» **AUFGABEN ZUR ÜBUNG**:
**1)** Welchen Wert pro Fass erreichte der Ölpreis laut dem Artikel zum Ölpreis Mitte Juli als neues Allzeithoch?
**2)** Übersetzen Sie den Satz „Es kommt aus konjunktureller Sicht vor allem auf die Änderung des Ölpreises an.“ aus dem Artikel zum Ölpreis ins Englische.
**3)** Wiederholen Sie den Abschnitt aus dem Artikel zum Ölpreis von „Wirtschaftsprognosen müssen nicht“ bis „Chefvolkswirt des DIHK.“ Wort für Wort.

» **SEITENTEXT**:
^^^^^^^^^^^^^^^^
Keine Panik - Experten sehen hohen Ölpreis noch gelassen
21. Juli 2006Mitte Juli hatte der Ölpreis mit 78,40 Dollar pro Fass ein neues Allzeithoch erreicht. Doch im Gegensatz zu 1973, als der erste Ölpreisschock viele Länder in eine Rezession abgleiten ließ, gehen die meisten Experten diesmal davon aus, dass der hohe Ölpreis momentan noch keine Gefahr für die Konjunktur und das Wachstum darstellt.
"Es ist natürlich schon eine gesamtwirtschaftliche Belastung für eine Volkswirtschaft wie die deutsche, sich an einen so hohen Ölpreis anzupassen", sagt beispielsweise Michael Heise, Chefvolkswirt bei der Allianz-Gruppe. "Aber ich glaube, diese Anpassung haben wir nach den sehr kräftigen Steigerungen im Jahr 2005 und dann auch noch in diesem Jahr weitgehend hinter uns. Es kommt aus konjunktureller Sicht vor allem auf die Änderung des Ölpreises an. Wenn er sich bei 75 Dollar stabilisieren sollte, dann ist das kein Element, das die Konjunkturdynamik sehr stark vermindern wird."
Wirtschaftsprognosen müssen nicht korrigiert werden
Auch die führenden deutschen Wirtschaftsinstitute sehen derzeit noch keinen Anlass, ihre im Frühjahr erstellten Wirtschaftsprognosen für das laufende Jahr 2006 wegen der hohen Ölpreise nach unten zu revidieren. Schon damals gingen sie sicherheitshalber von einem Ölpreis von 65 Dollar pro Barrel (159 Liter) aus. "Der Deutsche Industrie- und Handelskammertag hält an seiner vergleichsweise optimistischen Prognose von zwei Prozent Wirtschaftswachstum für 2006 fest. Der hohe Ölpreis war ja schon Anfang des Jahres erkennbar und ist daher Bestandteil unserer Prognose", sagt Axel Nitschke, Chefvolkswirt des DIHK.
Die meisten Institute hatten schon damals einen steigenden Ölpreis unterstellt - wegen des enormen Energiehungers der schnell wachsenden Volkswirtschaften in Ostasien. Nun kommt jedoch ein neuer Preisaufschlag hinzu: Die Risikoprämie für die prekäre Situation im Nahen Osten macht das Öl momentan so teuer, dass einige Politiker in Deutschland schon vorgeschlagen haben, die stategische Ölreserve freizugeben.
^^^^^^^^^^^^^^^^
» **DATENZEILEN**:
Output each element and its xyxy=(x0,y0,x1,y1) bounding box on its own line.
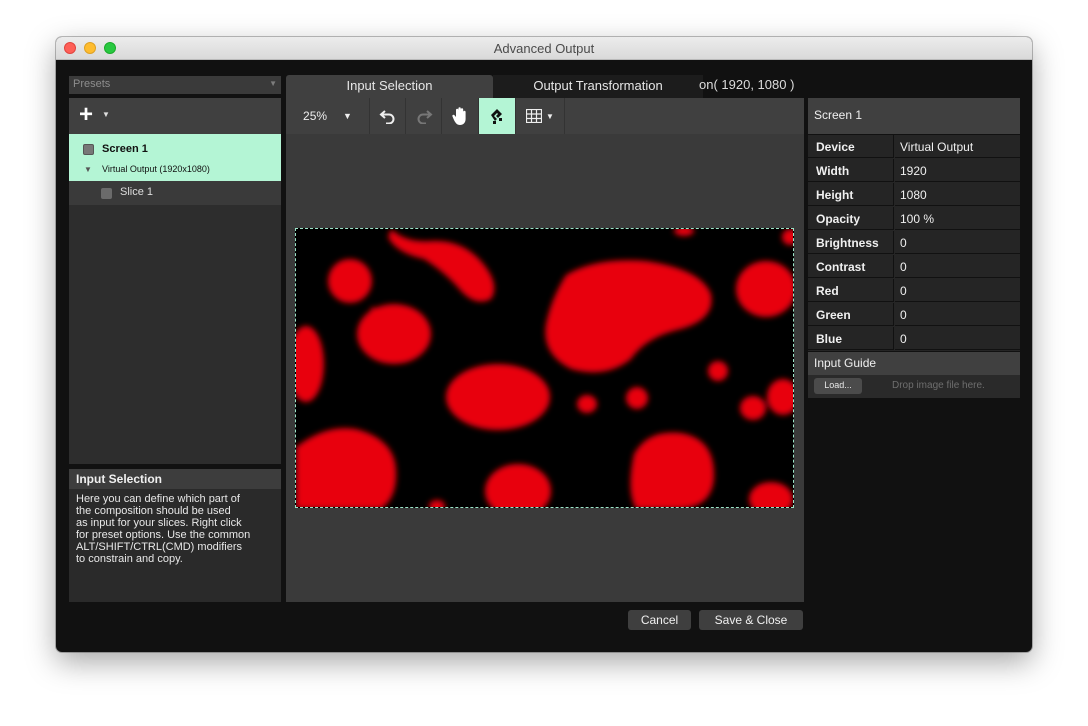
^^^^^^^^^^^^^^^^
» **ANTWORTEN JE AUFGABE**:
**1)** Der Ölpreis erreichte 78,40 Dollar pro Fass.

**2)** From an economic perspective, what matters above all is the change in the oil price.

**3)**
Wirtschaftsprognosen müssen nicht korrigiert werden
Auch die führenden deutschen Wirtschaftsinstitute sehen derzeit noch keinen Anlass, ihre im Frühjahr erstellten Wirtschaftsprognosen für das laufende Jahr 2006 wegen der hohen Ölpreise nach unten zu revidieren. Schon damals gingen sie sicherheitshalber von einem Ölpreis von 65 Dollar pro Barrel (159 Liter) aus. "Der Deutsche Industrie- und Handelskammertag hält an seiner vergleichsweise optimistischen Prognose von zwei Prozent Wirtschaftswachstum für 2006 fest. Der hohe Ölpreis war ja schon Anfang des Jahres erkennbar und ist daher Bestandteil unserer Prognose", sagt Axel Nitschke, Chefvolkswirt des DIHK.